Omit every image, and transcribe the remaining entries exactly as given.

Data items:
>>>>>

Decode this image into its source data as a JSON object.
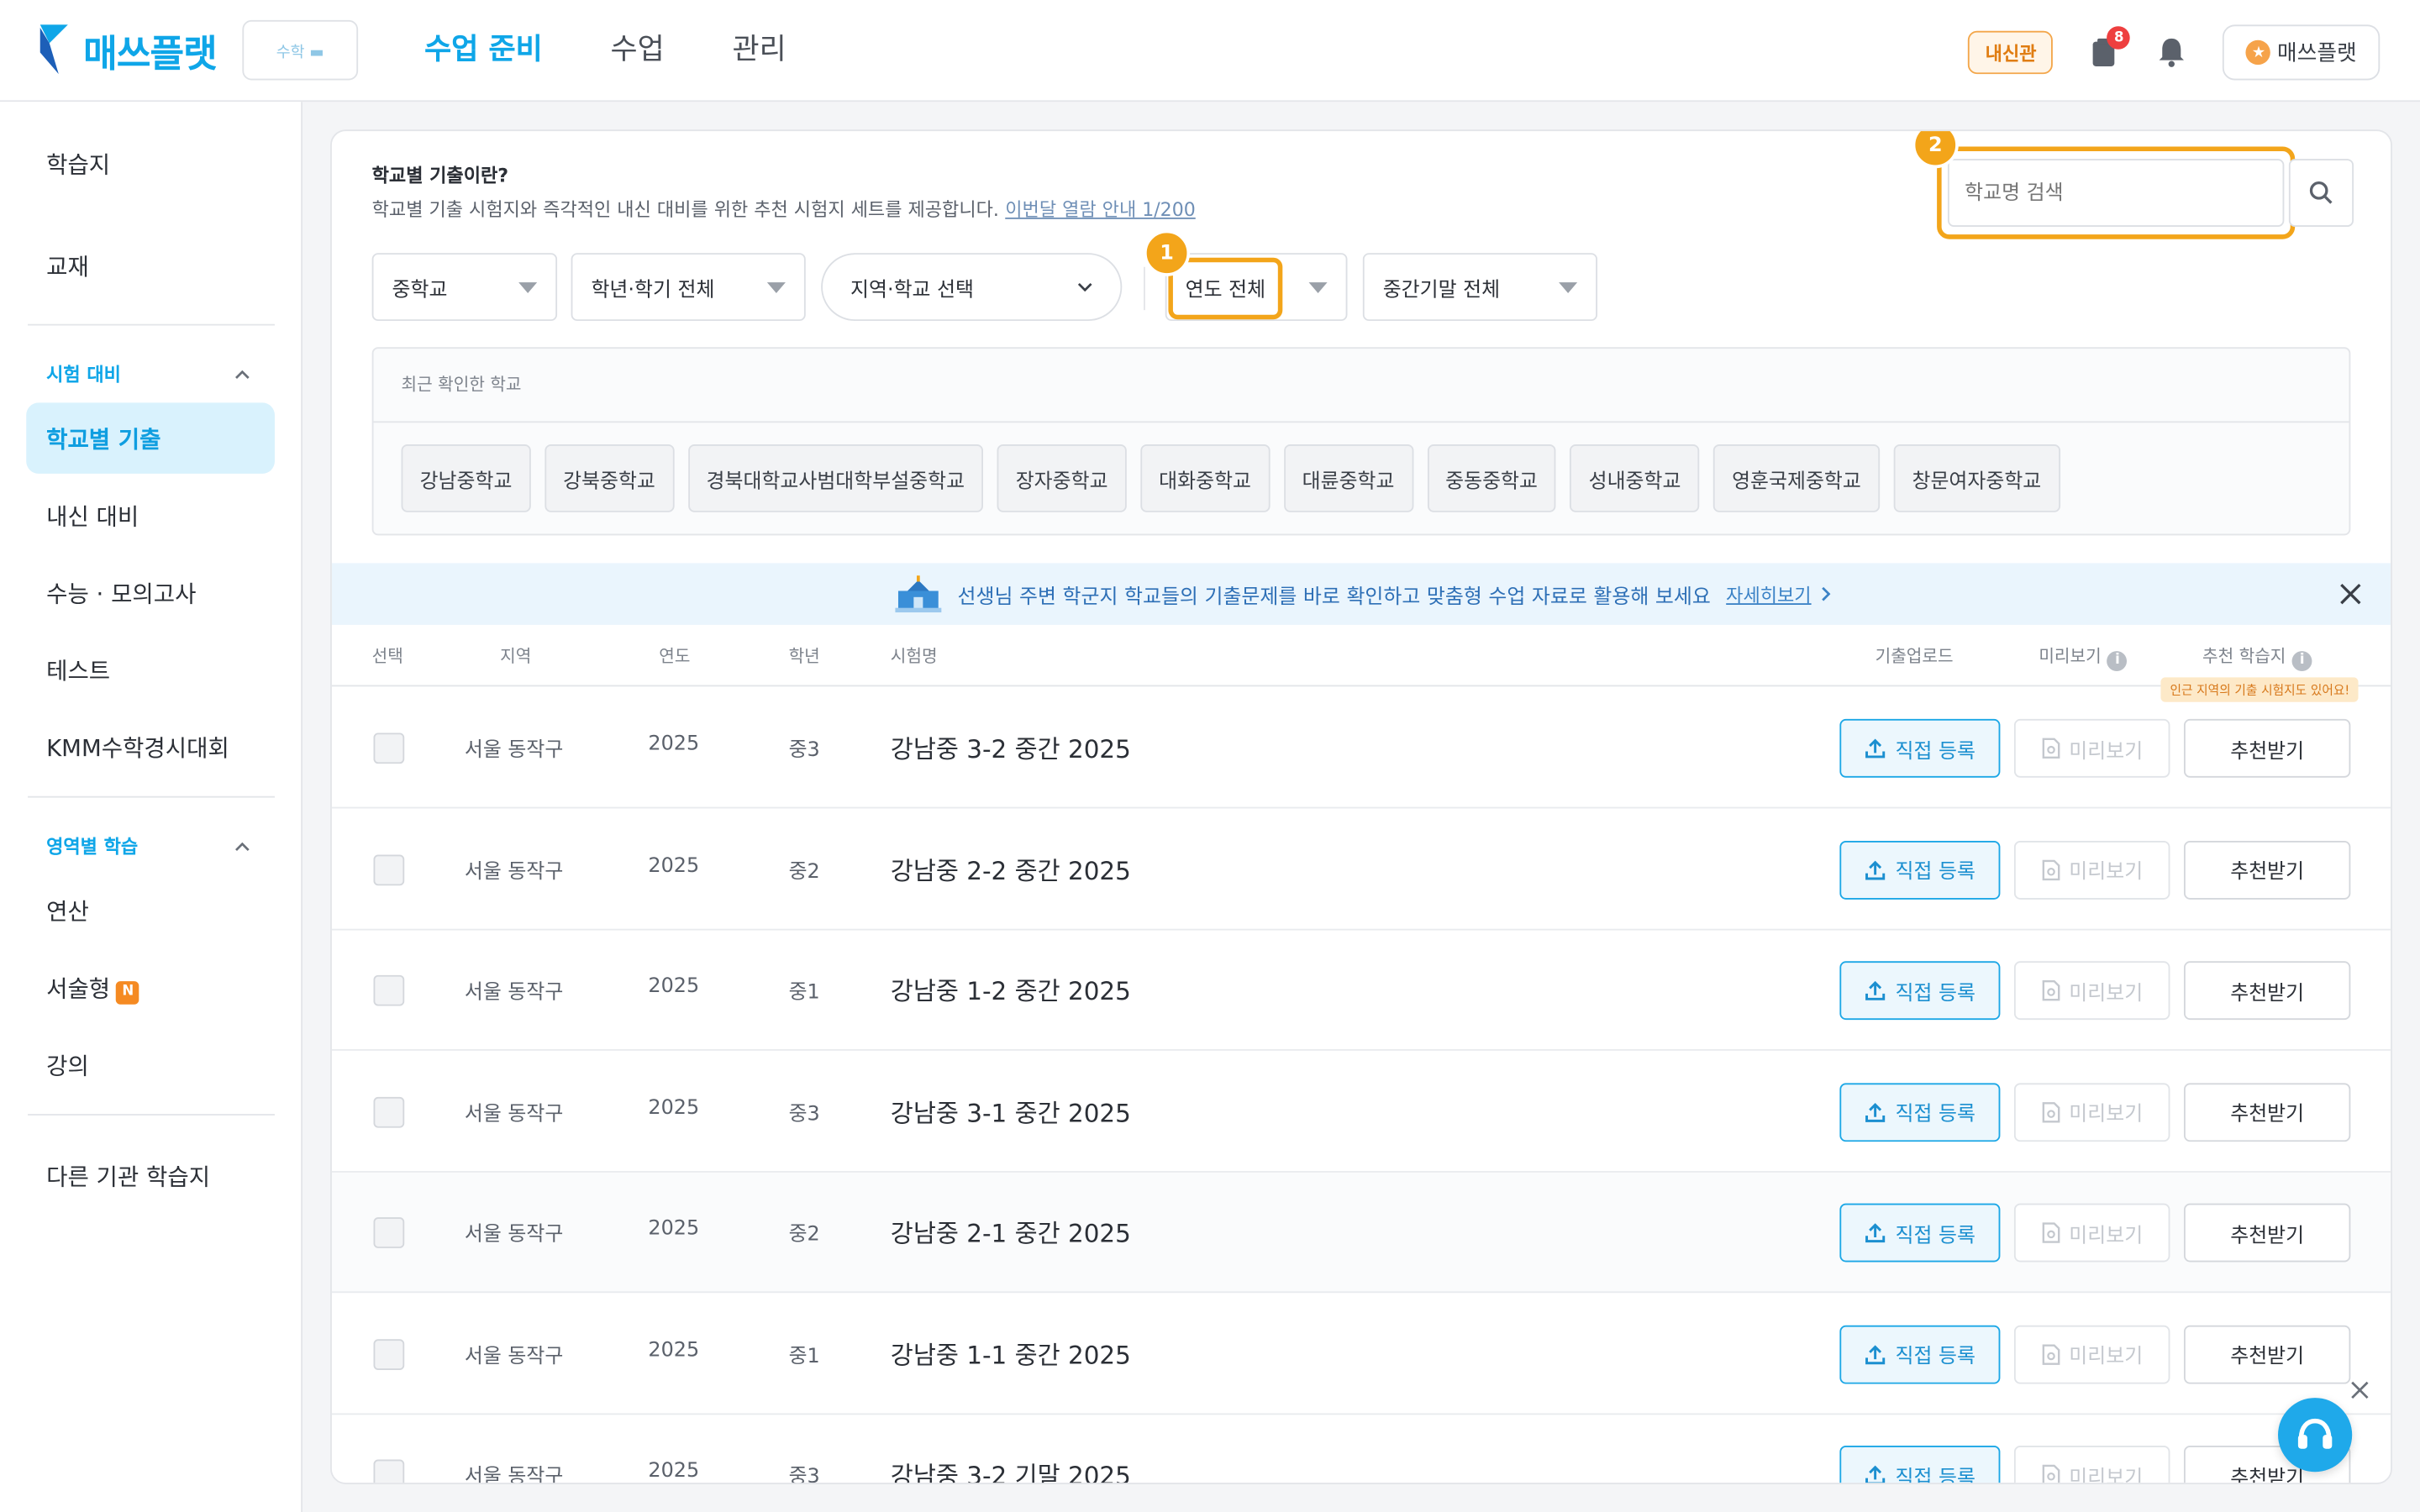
{
  "header": {
    "logo_text": "매쓰플랫",
    "logo_badge": "수학 ▬",
    "nav": [
      "수업 준비",
      "수업",
      "관리"
    ],
    "naesin_label": "내신관",
    "notif_count": "8",
    "profile_label": "매쓰플랫"
  },
  "sidebar": {
    "top_items": [
      "학습지",
      "교재"
    ],
    "section1_title": "시험 대비",
    "section1_items": [
      "학교별 기출",
      "내신 대비",
      "수능 · 모의고사",
      "테스트",
      "KMM수학경시대회"
    ],
    "section2_title": "영역별 학습",
    "section2_items": [
      "연산",
      "서술형",
      "강의"
    ],
    "new_badge": "N",
    "bottom_item": "다른 기관 학습지"
  },
  "intro": {
    "title": "학교별 기출이란?",
    "desc": "학교별 기출 시험지와 즉각적인 내신 대비를 위한 추천 시험지 세트를 제공합니다.",
    "link": "이번달 열람 안내 1/200"
  },
  "search": {
    "placeholder": "학교명 검색",
    "marker": "2"
  },
  "filters": {
    "level": "중학교",
    "grade": "학년·학기 전체",
    "region": "지역·학교 선택",
    "year": "연도 전체",
    "year_marker": "1",
    "term": "중간기말 전체"
  },
  "recent": {
    "label": "최근 확인한 학교",
    "schools": [
      "강남중학교",
      "강북중학교",
      "경북대학교사범대학부설중학교",
      "장자중학교",
      "대화중학교",
      "대륜중학교",
      "중동중학교",
      "성내중학교",
      "영훈국제중학교",
      "창문여자중학교"
    ]
  },
  "banner": {
    "text": "선생님 주변 학군지 학교들의 기출문제를 바로 확인하고 맞춤형 수업 자료로 활용해 보세요",
    "link": "자세히보기"
  },
  "table": {
    "headers": {
      "select": "선택",
      "region": "지역",
      "year": "연도",
      "grade": "학년",
      "name": "시험명",
      "upload": "기출업로드",
      "preview": "미리보기",
      "recommend": "추천 학습지"
    },
    "tooltip": "인근 지역의 기출 시험지도 있어요!",
    "upload_label": "직접 등록",
    "preview_label": "미리보기",
    "recommend_label": "추천받기",
    "rows": [
      {
        "region": "서울 동작구",
        "year": "2025",
        "grade": "중3",
        "name": "강남중 3-2 중간 2025"
      },
      {
        "region": "서울 동작구",
        "year": "2025",
        "grade": "중2",
        "name": "강남중 2-2 중간 2025"
      },
      {
        "region": "서울 동작구",
        "year": "2025",
        "grade": "중1",
        "name": "강남중 1-2 중간 2025"
      },
      {
        "region": "서울 동작구",
        "year": "2025",
        "grade": "중3",
        "name": "강남중 3-1 중간 2025"
      },
      {
        "region": "서울 동작구",
        "year": "2025",
        "grade": "중2",
        "name": "강남중 2-1 중간 2025"
      },
      {
        "region": "서울 동작구",
        "year": "2025",
        "grade": "중1",
        "name": "강남중 1-1 중간 2025"
      },
      {
        "region": "서울 동작구",
        "year": "2025",
        "grade": "중3",
        "name": "강남중 3-2 기말 2025"
      }
    ]
  },
  "colors": {
    "accent": "#0fa6e8",
    "highlight": "#f3a51a",
    "badge_red": "#ee3f3f"
  }
}
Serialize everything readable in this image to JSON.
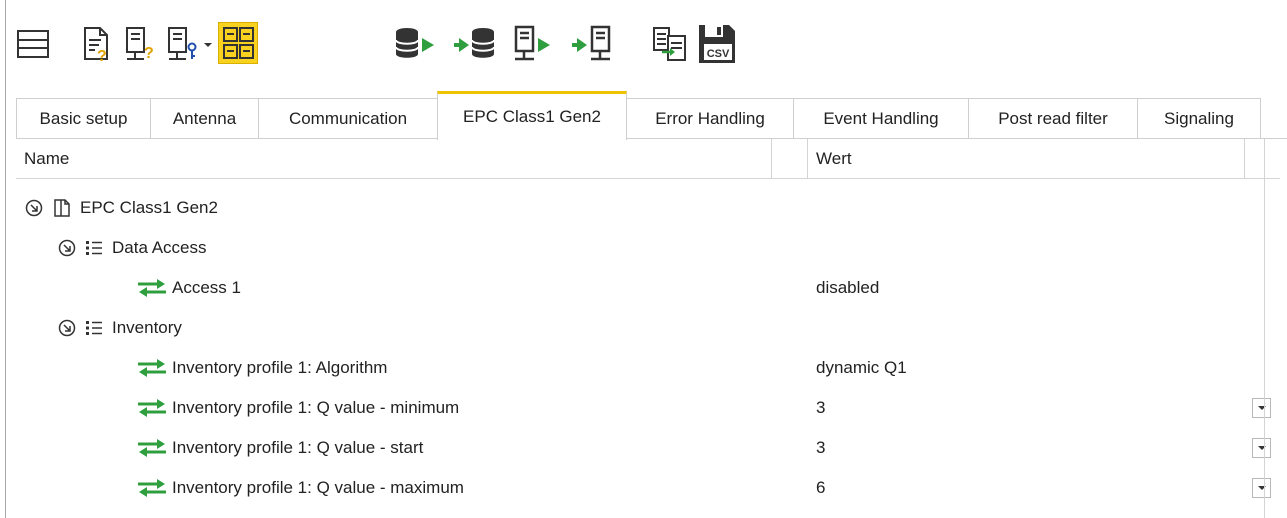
{
  "toolbar": {
    "icons": [
      "panel-layout-icon",
      "document-help-icon",
      "reader-help-icon",
      "reader-key-icon",
      "grid-view-icon",
      "database-export-icon",
      "database-import-icon",
      "reader-export-icon",
      "reader-import-icon",
      "compare-list-icon",
      "save-csv-icon"
    ],
    "csv_label": "CSV",
    "active_color": "#f8d21e",
    "accent_green": "#2e9e3e"
  },
  "tabs": [
    {
      "label": "Basic setup",
      "active": false
    },
    {
      "label": "Antenna",
      "active": false
    },
    {
      "label": "Communication",
      "active": false
    },
    {
      "label": "EPC Class1 Gen2",
      "active": true
    },
    {
      "label": "Error Handling",
      "active": false
    },
    {
      "label": "Event Handling",
      "active": false
    },
    {
      "label": "Post read filter",
      "active": false
    },
    {
      "label": "Signaling",
      "active": false
    }
  ],
  "grid": {
    "columns": {
      "name": "Name",
      "value": "Wert"
    },
    "rows": [
      {
        "label": "EPC Class1 Gen2",
        "value": "",
        "level": 0,
        "icon": "tag-icon",
        "expander": true,
        "dropdown": false
      },
      {
        "label": "Data Access",
        "value": "",
        "level": 1,
        "icon": "list-icon",
        "expander": true,
        "dropdown": false
      },
      {
        "label": "Access 1",
        "value": "disabled",
        "level": 2,
        "icon": "read-write-arrows-icon",
        "expander": false,
        "dropdown": false
      },
      {
        "label": "Inventory",
        "value": "",
        "level": 1,
        "icon": "list-icon",
        "expander": true,
        "dropdown": false
      },
      {
        "label": "Inventory profile 1: Algorithm",
        "value": "dynamic Q1",
        "level": 2,
        "icon": "read-write-arrows-icon",
        "expander": false,
        "dropdown": false
      },
      {
        "label": "Inventory profile 1: Q value - minimum",
        "value": "3",
        "level": 2,
        "icon": "read-write-arrows-icon",
        "expander": false,
        "dropdown": true
      },
      {
        "label": "Inventory profile 1: Q value - start",
        "value": "3",
        "level": 2,
        "icon": "read-write-arrows-icon",
        "expander": false,
        "dropdown": true
      },
      {
        "label": "Inventory profile 1: Q value - maximum",
        "value": "6",
        "level": 2,
        "icon": "read-write-arrows-icon",
        "expander": false,
        "dropdown": true
      }
    ]
  }
}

<<<<<

◆ **TASK ANSWER**:
Decode this image into its source data as a JSON object.
{
  "header": {
    "logo_text": "매쓰플랫",
    "logo_badge": "수학 ▬",
    "nav": [
      "수업 준비",
      "수업",
      "관리"
    ],
    "naesin_label": "내신관",
    "notif_count": "8",
    "profile_label": "매쓰플랫"
  },
  "sidebar": {
    "top_items": [
      "학습지",
      "교재"
    ],
    "section1_title": "시험 대비",
    "section1_items": [
      "학교별 기출",
      "내신 대비",
      "수능 · 모의고사",
      "테스트",
      "KMM수학경시대회"
    ],
    "section2_title": "영역별 학습",
    "section2_items": [
      "연산",
      "서술형",
      "강의"
    ],
    "new_badge": "N",
    "bottom_item": "다른 기관 학습지"
  },
  "intro": {
    "title": "학교별 기출이란?",
    "desc": "학교별 기출 시험지와 즉각적인 내신 대비를 위한 추천 시험지 세트를 제공합니다.",
    "link": "이번달 열람 안내 1/200"
  },
  "search": {
    "placeholder": "학교명 검색",
    "marker": "2"
  },
  "filters": {
    "level": "중학교",
    "grade": "학년·학기 전체",
    "region": "지역·학교 선택",
    "year": "연도 전체",
    "year_marker": "1",
    "term": "중간기말 전체"
  },
  "recent": {
    "label": "최근 확인한 학교",
    "schools": [
      "강남중학교",
      "강북중학교",
      "경북대학교사범대학부설중학교",
      "장자중학교",
      "대화중학교",
      "대륜중학교",
      "중동중학교",
      "성내중학교",
      "영훈국제중학교",
      "창문여자중학교"
    ]
  },
  "banner": {
    "text": "선생님 주변 학군지 학교들의 기출문제를 바로 확인하고 맞춤형 수업 자료로 활용해 보세요",
    "link": "자세히보기"
  },
  "table": {
    "headers": {
      "select": "선택",
      "region": "지역",
      "year": "연도",
      "grade": "학년",
      "name": "시험명",
      "upload": "기출업로드",
      "preview": "미리보기",
      "recommend": "추천 학습지"
    },
    "tooltip": "인근 지역의 기출 시험지도 있어요!",
    "upload_label": "직접 등록",
    "preview_label": "미리보기",
    "recommend_label": "추천받기",
    "rows": [
      {
        "region": "서울 동작구",
        "year": "2025",
        "grade": "중3",
        "name": "강남중 3-2 중간 2025"
      },
      {
        "region": "서울 동작구",
        "year": "2025",
        "grade": "중2",
        "name": "강남중 2-2 중간 2025"
      },
      {
        "region": "서울 동작구",
        "year": "2025",
        "grade": "중1",
        "name": "강남중 1-2 중간 2025"
      },
      {
        "region": "서울 동작구",
        "year": "2025",
        "grade": "중3",
        "name": "강남중 3-1 중간 2025"
      },
      {
        "region": "서울 동작구",
        "year": "2025",
        "grade": "중2",
        "name": "강남중 2-1 중간 2025"
      },
      {
        "region": "서울 동작구",
        "year": "2025",
        "grade": "중1",
        "name": "강남중 1-1 중간 2025"
      },
      {
        "region": "서울 동작구",
        "year": "2025",
        "grade": "중3",
        "name": "강남중 3-2 기말 2025"
      }
    ]
  },
  "colors": {
    "accent": "#0fa6e8",
    "highlight": "#f3a51a",
    "badge_red": "#ee3f3f"
  }
}
Serialize everything readable in this image to JSON.
{
  "toolbar": {
    "icons": [
      "panel-layout-icon",
      "document-help-icon",
      "reader-help-icon",
      "reader-key-icon",
      "grid-view-icon",
      "database-export-icon",
      "database-import-icon",
      "reader-export-icon",
      "reader-import-icon",
      "compare-list-icon",
      "save-csv-icon"
    ],
    "csv_label": "CSV",
    "active_color": "#f8d21e",
    "accent_green": "#2e9e3e"
  },
  "tabs": [
    {
      "label": "Basic setup",
      "active": false
    },
    {
      "label": "Antenna",
      "active": false
    },
    {
      "label": "Communication",
      "active": false
    },
    {
      "label": "EPC Class1 Gen2",
      "active": true
    },
    {
      "label": "Error Handling",
      "active": false
    },
    {
      "label": "Event Handling",
      "active": false
    },
    {
      "label": "Post read filter",
      "active": false
    },
    {
      "label": "Signaling",
      "active": false
    }
  ],
  "grid": {
    "columns": {
      "name": "Name",
      "value": "Wert"
    },
    "rows": [
      {
        "label": "EPC Class1 Gen2",
        "value": "",
        "level": 0,
        "icon": "tag-icon",
        "expander": true,
        "dropdown": false
      },
      {
        "label": "Data Access",
        "value": "",
        "level": 1,
        "icon": "list-icon",
        "expander": true,
        "dropdown": false
      },
      {
        "label": "Access 1",
        "value": "disabled",
        "level": 2,
        "icon": "read-write-arrows-icon",
        "expander": false,
        "dropdown": false
      },
      {
        "label": "Inventory",
        "value": "",
        "level": 1,
        "icon": "list-icon",
        "expander": true,
        "dropdown": false
      },
      {
        "label": "Inventory profile 1: Algorithm",
        "value": "dynamic Q1",
        "level": 2,
        "icon": "read-write-arrows-icon",
        "expander": false,
        "dropdown": false
      },
      {
        "label": "Inventory profile 1: Q value - minimum",
        "value": "3",
        "level": 2,
        "icon": "read-write-arrows-icon",
        "expander": false,
        "dropdown": true
      },
      {
        "label": "Inventory profile 1: Q value - start",
        "value": "3",
        "level": 2,
        "icon": "read-write-arrows-icon",
        "expander": false,
        "dropdown": true
      },
      {
        "label": "Inventory profile 1: Q value - maximum",
        "value": "6",
        "level": 2,
        "icon": "read-write-arrows-icon",
        "expander": false,
        "dropdown": true
      }
    ]
  }
}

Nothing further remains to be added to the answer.